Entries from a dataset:
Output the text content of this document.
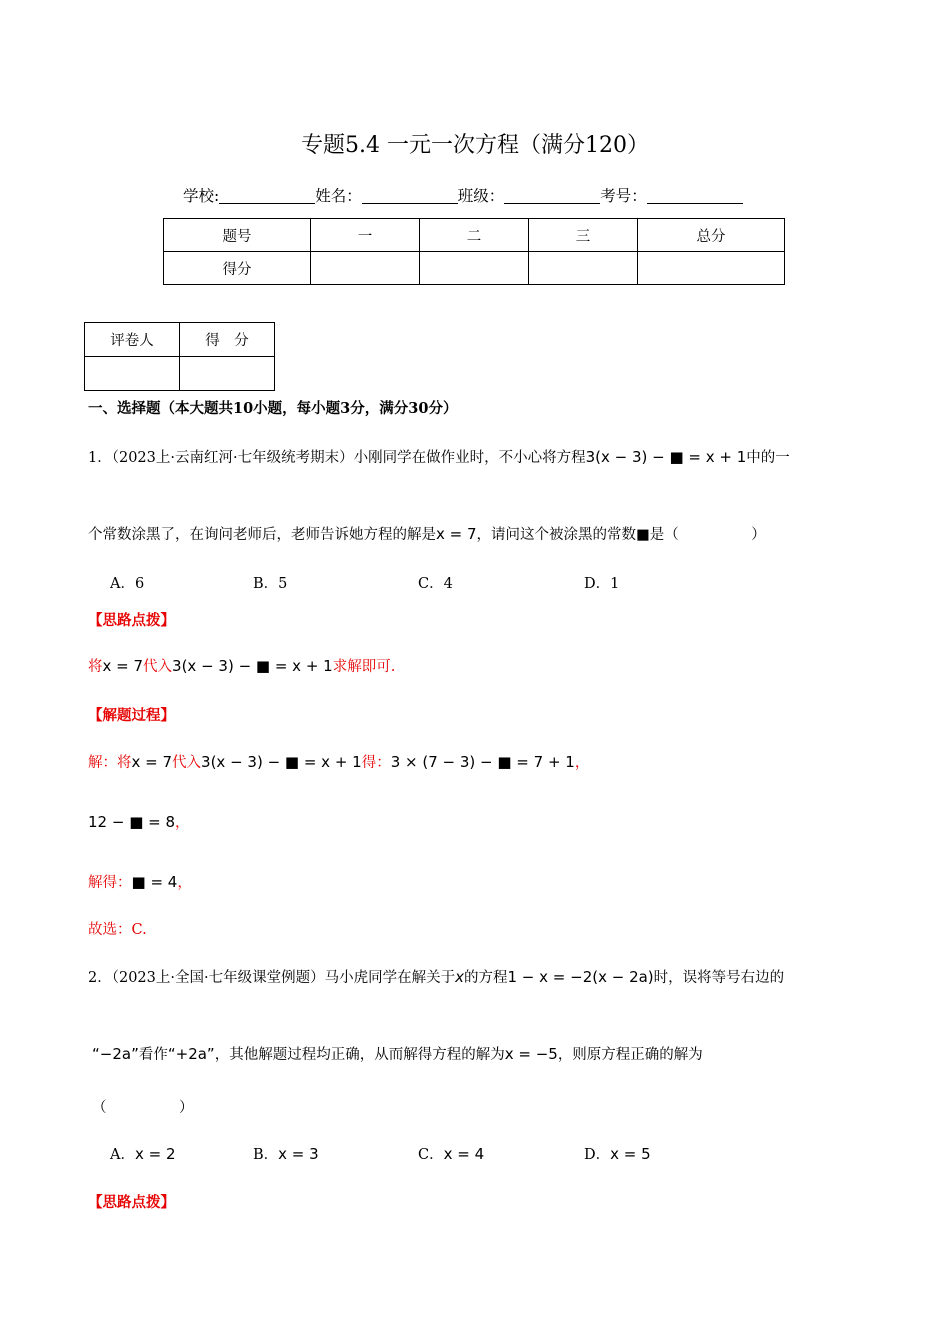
专题5.4 一元一次方程（满分120）
学校:	姓名：	班级：	考号：
题号	一	二	三	总分
得分				
评卷人	得　分

一、选择题（本大题共10小题，每小题3分，满分30分）
1．（2023上·云南红河·七年级统考期末）小刚同学在做作业时，不小心将方程3(x − 3) − ■ = x + 1中的一
个常数涂黑了，在询问老师后，老师告诉她方程的解是x = 7，请问这个被涂黑的常数■是（　　　　　）
A．6	B．5	C．4	D．1
【思路点拨】
将x = 7代入3(x − 3) − ■ = x + 1求解即可.
【解题过程】
解：将x = 7代入3(x − 3) − ■ = x + 1得：3 × (7 − 3) − ■ = 7 + 1，
12 − ■ = 8，
解得：■ = 4，
故选：C.
2．（2023上·全国·七年级课堂例题）马小虎同学在解关于x的方程1 − x = −2(x − 2a)时，误将等号右边的
“−2a”看作“+2a”，其他解题过程均正确，从而解得方程的解为x = −5，则原方程正确的解为
（　　　　　）
A．x = 2	B．x = 3	C．x = 4	D．x = 5
【思路点拨】
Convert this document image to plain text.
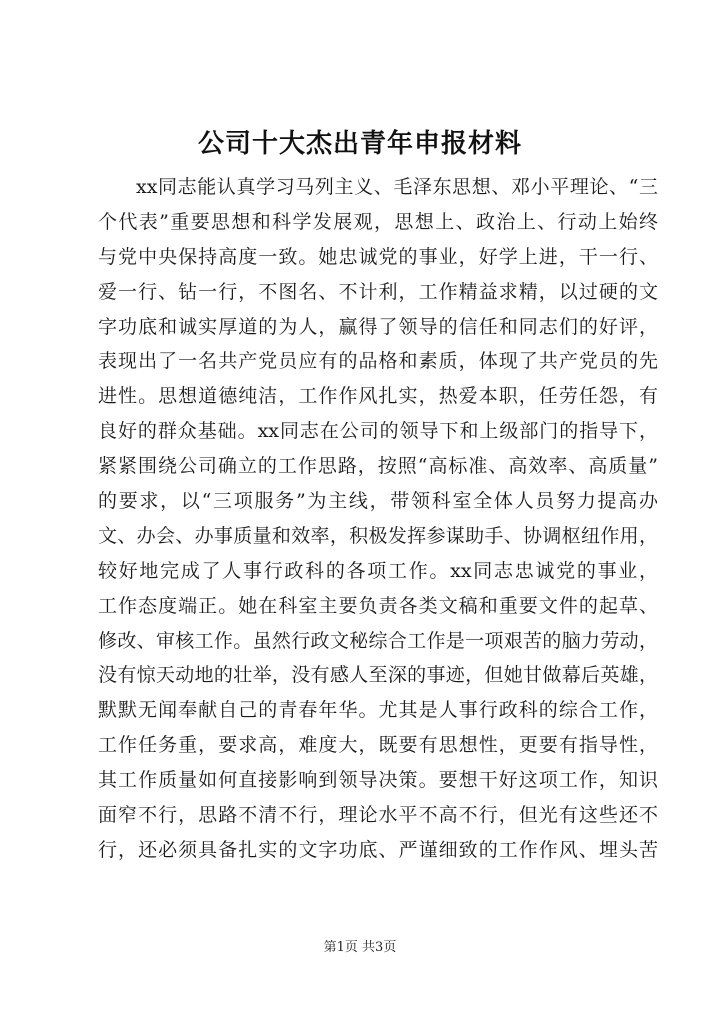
公司十大杰出青年申报材料
xx同志能认真学习马列主义、毛泽东思想、邓小平理论、“三
个代表”重要思想和科学发展观，思想上、政治上、行动上始终
与党中央保持高度一致。她忠诚党的事业，好学上进，干一行、
爱一行、钻一行，不图名、不计利，工作精益求精，以过硬的文
字功底和诚实厚道的为人，赢得了领导的信任和同志们的好评，
表现出了一名共产党员应有的品格和素质，体现了共产党员的先
进性。思想道德纯洁，工作作风扎实，热爱本职，任劳任怨，有
良好的群众基础。xx同志在公司的领导下和上级部门的指导下，
紧紧围绕公司确立的工作思路，按照“高标准、高效率、高质量”
的要求，以“三项服务”为主线，带领科室全体人员努力提高办
文、办会、办事质量和效率，积极发挥参谋助手、协调枢纽作用，
较好地完成了人事行政科的各项工作。xx同志忠诚党的事业，
工作态度端正。她在科室主要负责各类文稿和重要文件的起草、
修改、审核工作。虽然行政文秘综合工作是一项艰苦的脑力劳动，
没有惊天动地的壮举，没有感人至深的事迹，但她甘做幕后英雄，
默默无闻奉献自己的青春年华。尤其是人事行政科的综合工作，
工作任务重，要求高，难度大，既要有思想性，更要有指导性，
其工作质量如何直接影响到领导决策。要想干好这项工作，知识
面窄不行，思路不清不行，理论水平不高不行，但光有这些还不
行，还必须具备扎实的文字功底、严谨细致的工作作风、埋头苦
第1页 共3页
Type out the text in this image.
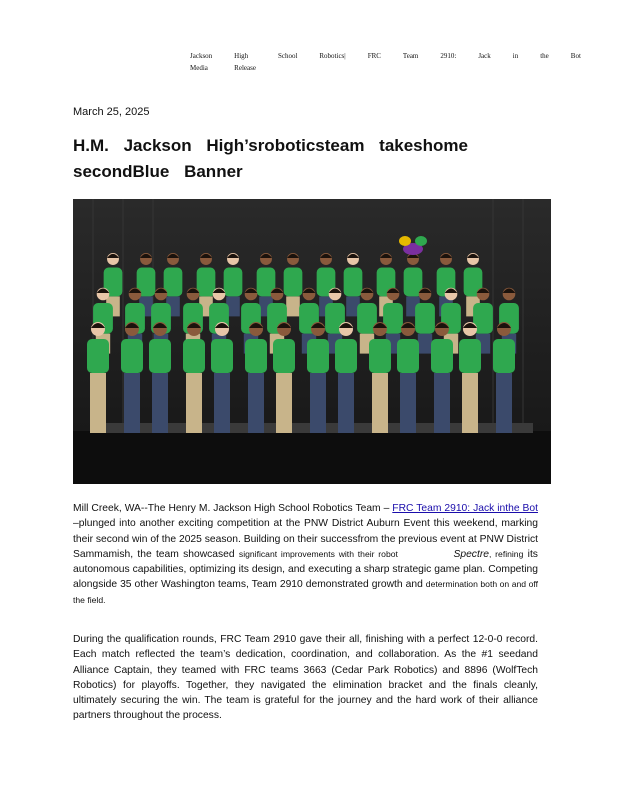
Jackson
Media
High
Release
School	Robotics |	FRC	Team	2910:	Jack	in	the	Bot
March 25, 2025
H.M. Jackson High’sroboticsteam takeshome secondBlue Banner

Mill Creek, WA--The Henry M. Jackson High School Robotics Team – FRC Team 2910: Jack inthe Bot –plunged into another exciting competition at the PNW District Auburn Event this weekend, marking their second win of the 2025 season. Building on their successfrom the previous event at PNW District Sammamish, the team showcased significant improvements with their robot	Spectre, refining its autonomous capabilities, optimizing its design, and executing a sharp strategic game plan. Competing alongside 35 other Washington teams, Team 2910 demonstrated growth and determination both on and off the field.

During the qualification rounds, FRC Team 2910 gave their all, finishing with a perfect 12-0-0 record. Each match reflected the team’s dedication, coordination, and collaboration. As the #1 seedand Alliance Captain, they teamed with FRC teams 3663 (Cedar Park Robotics) and 8896 (WolfTech Robotics) for playoffs. Together, they navigated the elimination bracket and the finals cleanly, ultimately securing the win. The team is grateful for the journey and the hard work of their alliance partners throughout the process.
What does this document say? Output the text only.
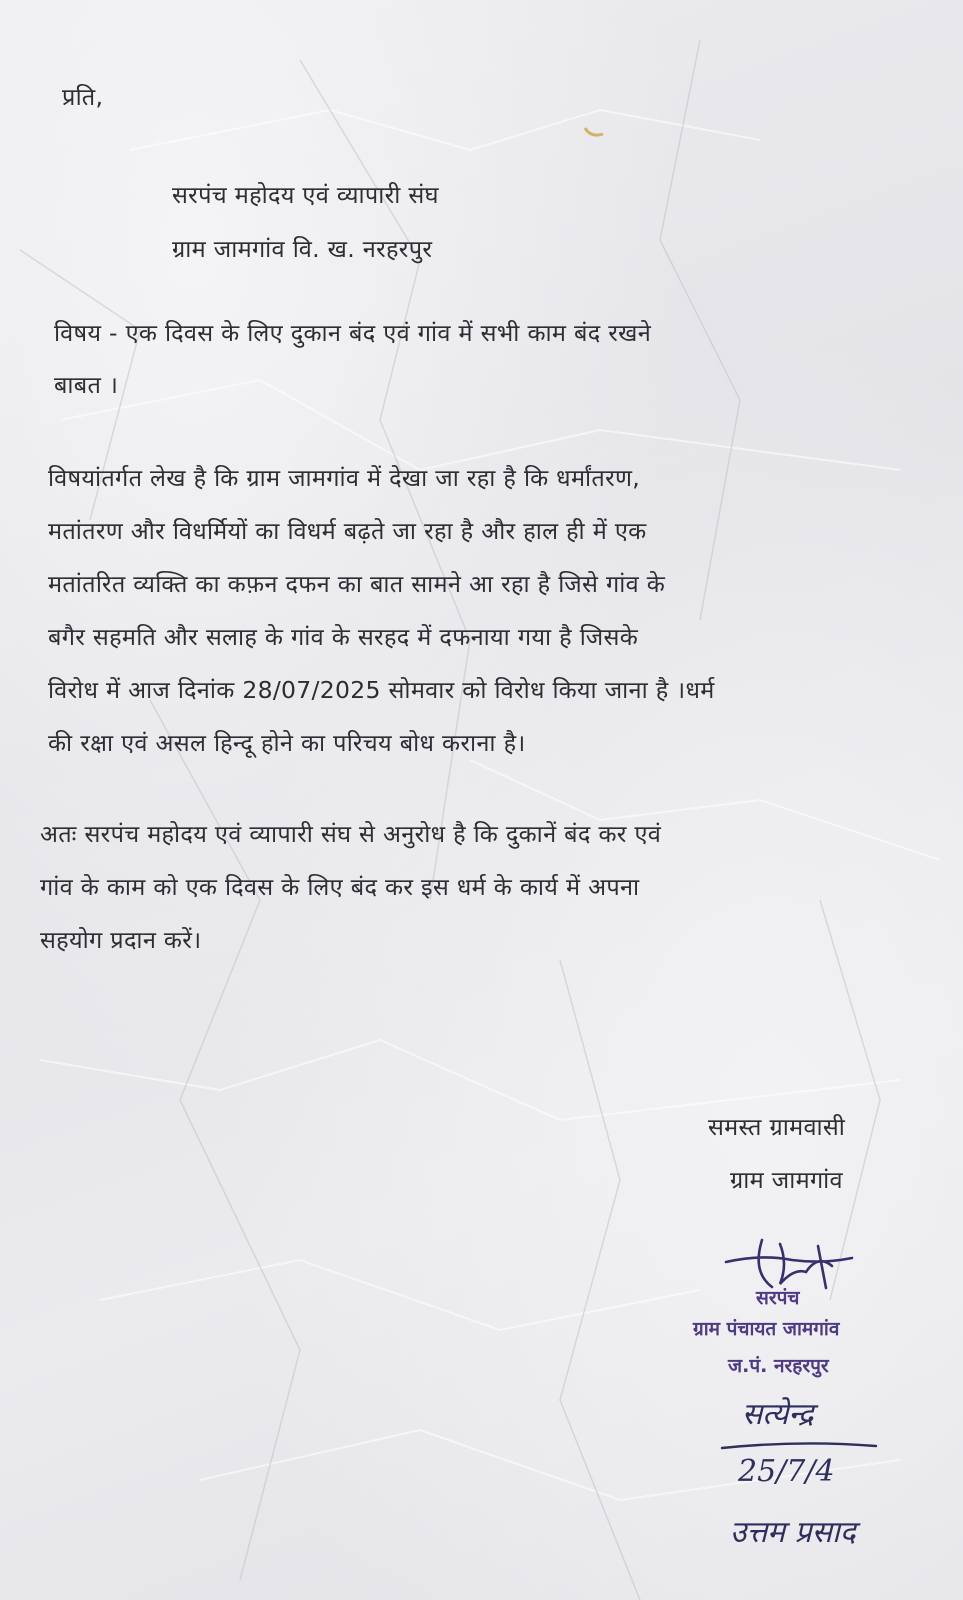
प्रति,
सरपंच महोदय एवं व्यापारी संघ
ग्राम जामगांव वि. ख. नरहरपुर
विषय - एक दिवस के लिए दुकान बंद एवं गांव में सभी काम बंद रखने
बाबत ।
विषयांतर्गत लेख है कि ग्राम जामगांव में देखा जा रहा है कि धर्मांतरण,
मतांतरण और विधर्मियों का विधर्म बढ़ते जा रहा है और हाल ही में एक
मतांतरित व्यक्ति का कफ़न दफन का बात सामने आ रहा है जिसे गांव के
बगैर सहमति और सलाह के गांव के सरहद में दफनाया गया है जिसके
विरोध में आज दिनांक 28/07/2025 सोमवार को विरोध किया जाना है ।धर्म
की रक्षा एवं असल हिन्दू होने का परिचय बोध कराना है।
अतः सरपंच महोदय एवं व्यापारी संघ से अनुरोध है कि दुकानें बंद कर एवं
गांव के काम को एक दिवस के लिए बंद कर इस धर्म के कार्य में अपना
सहयोग प्रदान करें।
समस्त ग्रामवासी
ग्राम जामगांव
सरपंच
ग्राम पंचायत जामगांव
ज.पं. नरहरपुर
सत्येन्द्र
25/7/4
उत्तम प्रसाद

PROBLEM REQUIREMENTS:
Print all entries exactly. The images do not belong in the copy.

WORKED ANSWER:
Output the text content of this document.
专题5.4 一元一次方程（满分120）
学校:	姓名：	班级：	考号：
题号	一	二	三	总分
得分				
评卷人	得　分

一、选择题（本大题共10小题，每小题3分，满分30分）
1．（2023上·云南红河·七年级统考期末）小刚同学在做作业时，不小心将方程3(x − 3) − ■ = x + 1中的一
个常数涂黑了，在询问老师后，老师告诉她方程的解是x = 7，请问这个被涂黑的常数■是（　　　　　）
A．6	B．5	C．4	D．1
【思路点拨】
将x = 7代入3(x − 3) − ■ = x + 1求解即可.
【解题过程】
解：将x = 7代入3(x − 3) − ■ = x + 1得：3 × (7 − 3) − ■ = 7 + 1，
12 − ■ = 8，
解得：■ = 4，
故选：C.
2．（2023上·全国·七年级课堂例题）马小虎同学在解关于x的方程1 − x = −2(x − 2a)时，误将等号右边的
“−2a”看作“+2a”，其他解题过程均正确，从而解得方程的解为x = −5，则原方程正确的解为
（　　　　　）
A．x = 2	B．x = 3	C．x = 4	D．x = 5
【思路点拨】
Convert this document image to plain text.
公司十大杰出青年申报材料
xx同志能认真学习马列主义、毛泽东思想、邓小平理论、“三
个代表”重要思想和科学发展观，思想上、政治上、行动上始终
与党中央保持高度一致。她忠诚党的事业，好学上进，干一行、
爱一行、钻一行，不图名、不计利，工作精益求精，以过硬的文
字功底和诚实厚道的为人，赢得了领导的信任和同志们的好评，
表现出了一名共产党员应有的品格和素质，体现了共产党员的先
进性。思想道德纯洁，工作作风扎实，热爱本职，任劳任怨，有
良好的群众基础。xx同志在公司的领导下和上级部门的指导下，
紧紧围绕公司确立的工作思路，按照“高标准、高效率、高质量”
的要求，以“三项服务”为主线，带领科室全体人员努力提高办
文、办会、办事质量和效率，积极发挥参谋助手、协调枢纽作用，
较好地完成了人事行政科的各项工作。xx同志忠诚党的事业，
工作态度端正。她在科室主要负责各类文稿和重要文件的起草、
修改、审核工作。虽然行政文秘综合工作是一项艰苦的脑力劳动，
没有惊天动地的壮举，没有感人至深的事迹，但她甘做幕后英雄，
默默无闻奉献自己的青春年华。尤其是人事行政科的综合工作，
工作任务重，要求高，难度大，既要有思想性，更要有指导性，
其工作质量如何直接影响到领导决策。要想干好这项工作，知识
面窄不行，思路不清不行，理论水平不高不行，但光有这些还不
行，还必须具备扎实的文字功底、严谨细致的工作作风、埋头苦
第1页 共3页
Type out the text in this image.
Jackson
Media
High
Release
School	Robotics |	FRC	Team	2910:	Jack	in	the	Bot
March 25, 2025
H.M. Jackson High’sroboticsteam takeshome secondBlue Banner

Mill Creek, WA--The Henry M. Jackson High School Robotics Team – FRC Team 2910: Jack inthe Bot –plunged into another exciting competition at the PNW District Auburn Event this weekend, marking their second win of the 2025 season. Building on their successfrom the previous event at PNW District Sammamish, the team showcased significant improvements with their robot	Spectre, refining its autonomous capabilities, optimizing its design, and executing a sharp strategic game plan. Competing alongside 35 other Washington teams, Team 2910 demonstrated growth and determination both on and off the field.

During the qualification rounds, FRC Team 2910 gave their all, finishing with a perfect 12-0-0 record. Each match reflected the team’s dedication, coordination, and collaboration. As the #1 seedand Alliance Captain, they teamed with FRC teams 3663 (Cedar Park Robotics) and 8896 (WolfTech Robotics) for playoffs. Together, they navigated the elimination bracket and the finals cleanly, ultimately securing the win. The team is grateful for the journey and the hard work of their alliance partners throughout the process.
What does this document say? Output the text only.
प्रति,
सरपंच महोदय एवं व्यापारी संघ
ग्राम जामगांव वि. ख. नरहरपुर
विषय - एक दिवस के लिए दुकान बंद एवं गांव में सभी काम बंद रखने
बाबत ।
विषयांतर्गत लेख है कि ग्राम जामगांव में देखा जा रहा है कि धर्मांतरण,
मतांतरण और विधर्मियों का विधर्म बढ़ते जा रहा है और हाल ही में एक
मतांतरित व्यक्ति का कफ़न दफन का बात सामने आ रहा है जिसे गांव के
बगैर सहमति और सलाह के गांव के सरहद में दफनाया गया है जिसके
विरोध में आज दिनांक 28/07/2025 सोमवार को विरोध किया जाना है ।धर्म
की रक्षा एवं असल हिन्दू होने का परिचय बोध कराना है।
अतः सरपंच महोदय एवं व्यापारी संघ से अनुरोध है कि दुकानें बंद कर एवं
गांव के काम को एक दिवस के लिए बंद कर इस धर्म के कार्य में अपना
सहयोग प्रदान करें।
समस्त ग्रामवासी
ग्राम जामगांव
सरपंच
ग्राम पंचायत जामगांव
ज.पं. नरहरपुर
सत्येन्द्र
25/7/4
उत्तम प्रसाद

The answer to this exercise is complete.